EXERCISE
Search the material for the word "میدان" and copy each line that holds it.

EXTRACTED DATA
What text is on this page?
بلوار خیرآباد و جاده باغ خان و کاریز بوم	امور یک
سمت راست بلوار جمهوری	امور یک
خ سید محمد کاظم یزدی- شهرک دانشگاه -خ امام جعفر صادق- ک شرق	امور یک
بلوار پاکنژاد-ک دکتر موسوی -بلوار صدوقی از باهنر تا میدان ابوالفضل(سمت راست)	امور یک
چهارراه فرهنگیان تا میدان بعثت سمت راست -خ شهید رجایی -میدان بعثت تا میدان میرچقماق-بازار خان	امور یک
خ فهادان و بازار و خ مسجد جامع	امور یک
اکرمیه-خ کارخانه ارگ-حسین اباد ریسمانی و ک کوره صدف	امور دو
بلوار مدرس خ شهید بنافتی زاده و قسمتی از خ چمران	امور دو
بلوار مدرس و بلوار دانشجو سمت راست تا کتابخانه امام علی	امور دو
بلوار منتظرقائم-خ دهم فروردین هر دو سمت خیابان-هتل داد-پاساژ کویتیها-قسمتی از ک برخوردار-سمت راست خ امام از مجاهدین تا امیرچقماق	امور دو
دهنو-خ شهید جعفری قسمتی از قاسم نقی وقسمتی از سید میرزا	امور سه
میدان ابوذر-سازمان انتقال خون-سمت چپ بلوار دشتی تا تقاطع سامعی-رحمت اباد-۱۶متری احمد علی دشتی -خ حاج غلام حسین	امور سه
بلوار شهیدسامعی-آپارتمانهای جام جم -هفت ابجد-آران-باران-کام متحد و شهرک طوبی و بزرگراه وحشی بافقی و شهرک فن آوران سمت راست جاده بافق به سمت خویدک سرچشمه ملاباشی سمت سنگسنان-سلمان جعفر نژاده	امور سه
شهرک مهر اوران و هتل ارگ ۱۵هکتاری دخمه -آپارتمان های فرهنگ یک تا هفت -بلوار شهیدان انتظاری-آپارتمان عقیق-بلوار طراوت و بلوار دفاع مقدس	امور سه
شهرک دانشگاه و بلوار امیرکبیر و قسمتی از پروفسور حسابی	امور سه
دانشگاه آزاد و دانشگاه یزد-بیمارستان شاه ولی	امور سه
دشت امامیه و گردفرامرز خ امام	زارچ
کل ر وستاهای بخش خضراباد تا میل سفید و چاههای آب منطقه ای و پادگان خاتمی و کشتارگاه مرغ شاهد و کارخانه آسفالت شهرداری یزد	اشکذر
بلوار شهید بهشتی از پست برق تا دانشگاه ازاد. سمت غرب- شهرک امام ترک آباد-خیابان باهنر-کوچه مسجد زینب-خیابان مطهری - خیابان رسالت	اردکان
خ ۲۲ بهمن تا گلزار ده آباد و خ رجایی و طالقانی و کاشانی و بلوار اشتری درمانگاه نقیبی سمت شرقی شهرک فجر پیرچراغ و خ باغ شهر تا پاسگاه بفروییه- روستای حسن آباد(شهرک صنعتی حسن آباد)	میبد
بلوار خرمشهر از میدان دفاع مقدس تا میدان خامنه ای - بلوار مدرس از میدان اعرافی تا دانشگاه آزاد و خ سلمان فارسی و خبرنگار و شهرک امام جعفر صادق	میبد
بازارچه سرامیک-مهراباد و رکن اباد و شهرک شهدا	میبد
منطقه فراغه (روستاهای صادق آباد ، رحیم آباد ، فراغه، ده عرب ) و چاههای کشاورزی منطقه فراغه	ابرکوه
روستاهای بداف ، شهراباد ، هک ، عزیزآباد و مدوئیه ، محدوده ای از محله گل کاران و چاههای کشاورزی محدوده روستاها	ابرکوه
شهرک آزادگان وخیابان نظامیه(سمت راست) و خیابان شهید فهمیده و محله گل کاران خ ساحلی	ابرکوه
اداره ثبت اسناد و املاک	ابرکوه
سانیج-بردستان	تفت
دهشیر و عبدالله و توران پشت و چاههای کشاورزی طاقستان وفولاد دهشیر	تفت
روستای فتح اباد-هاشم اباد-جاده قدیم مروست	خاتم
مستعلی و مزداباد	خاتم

OUTPUT FOR THIS TASK
بلوار پاکنژاد-ک دکتر موسوی -بلوار صدوقی از باهنر تا میدان ابوالفضل(سمت راست)	امور یک
چهارراه فرهنگیان تا میدان بعثت سمت راست -خ شهید رجایی -میدان بعثت تا میدان میرچقماق-بازار خان	امور یک
میدان ابوذر-سازمان انتقال خون-سمت چپ بلوار دشتی تا تقاطع سامعی-رحمت اباد-۱۶متری احمد علی دشتی -خ حاج غلام حسین	امور سه
بلوار خرمشهر از میدان دفاع مقدس تا میدان خامنه ای - بلوار مدرس از میدان اعرافی تا دانشگاه آزاد و خ سلمان فارسی و خبرنگار و شهرک امام جعفر صادق	میبد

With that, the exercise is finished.